Start of Entries provided

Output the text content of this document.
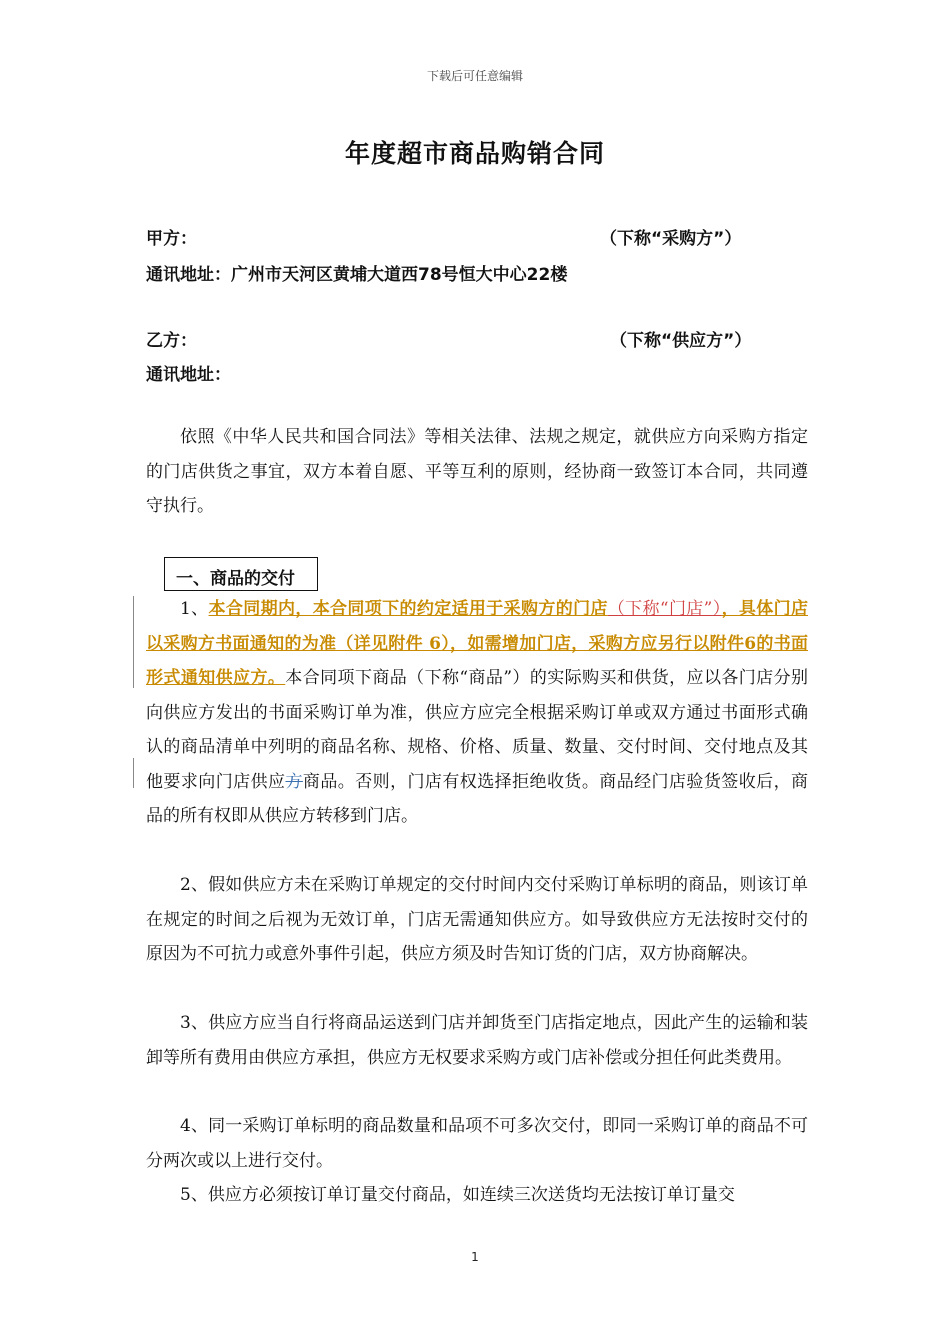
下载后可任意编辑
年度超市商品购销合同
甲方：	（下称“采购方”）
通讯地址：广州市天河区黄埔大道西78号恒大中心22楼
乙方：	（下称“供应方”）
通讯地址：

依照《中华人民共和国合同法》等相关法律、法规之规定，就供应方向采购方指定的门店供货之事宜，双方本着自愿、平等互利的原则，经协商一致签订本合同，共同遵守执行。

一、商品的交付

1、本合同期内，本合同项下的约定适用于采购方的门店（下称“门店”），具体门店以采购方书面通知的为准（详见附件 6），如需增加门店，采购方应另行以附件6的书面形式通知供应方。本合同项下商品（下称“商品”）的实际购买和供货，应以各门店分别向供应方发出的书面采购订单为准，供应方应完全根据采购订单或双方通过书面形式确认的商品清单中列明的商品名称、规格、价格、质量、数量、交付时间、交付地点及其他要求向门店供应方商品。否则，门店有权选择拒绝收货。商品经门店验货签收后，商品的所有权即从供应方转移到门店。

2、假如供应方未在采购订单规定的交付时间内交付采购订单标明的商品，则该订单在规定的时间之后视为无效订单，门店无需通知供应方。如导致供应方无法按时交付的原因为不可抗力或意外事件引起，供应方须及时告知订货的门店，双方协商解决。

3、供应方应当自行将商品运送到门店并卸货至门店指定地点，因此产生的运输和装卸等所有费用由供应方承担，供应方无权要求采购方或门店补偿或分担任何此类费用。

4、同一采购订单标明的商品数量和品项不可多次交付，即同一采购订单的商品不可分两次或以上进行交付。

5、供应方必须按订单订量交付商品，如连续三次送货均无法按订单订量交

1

End of Entries provided

● **Set problem**:
Drop the images and repeat the data exactly.

● **Completed task**:
Output the text content of this document.
下载后可任意编辑
年度超市商品购销合同
甲方：	（下称“采购方”）
通讯地址：广州市天河区黄埔大道西78号恒大中心22楼
乙方：	（下称“供应方”）
通讯地址：

依照《中华人民共和国合同法》等相关法律、法规之规定，就供应方向采购方指定的门店供货之事宜，双方本着自愿、平等互利的原则，经协商一致签订本合同，共同遵守执行。

一、商品的交付

1、本合同期内，本合同项下的约定适用于采购方的门店（下称“门店”），具体门店以采购方书面通知的为准（详见附件 6），如需增加门店，采购方应另行以附件6的书面形式通知供应方。本合同项下商品（下称“商品”）的实际购买和供货，应以各门店分别向供应方发出的书面采购订单为准，供应方应完全根据采购订单或双方通过书面形式确认的商品清单中列明的商品名称、规格、价格、质量、数量、交付时间、交付地点及其他要求向门店供应方商品。否则，门店有权选择拒绝收货。商品经门店验货签收后，商品的所有权即从供应方转移到门店。

2、假如供应方未在采购订单规定的交付时间内交付采购订单标明的商品，则该订单在规定的时间之后视为无效订单，门店无需通知供应方。如导致供应方无法按时交付的原因为不可抗力或意外事件引起，供应方须及时告知订货的门店，双方协商解决。

3、供应方应当自行将商品运送到门店并卸货至门店指定地点，因此产生的运输和装卸等所有费用由供应方承担，供应方无权要求采购方或门店补偿或分担任何此类费用。

4、同一采购订单标明的商品数量和品项不可多次交付，即同一采购订单的商品不可分两次或以上进行交付。

5、供应方必须按订单订量交付商品，如连续三次送货均无法按订单订量交

1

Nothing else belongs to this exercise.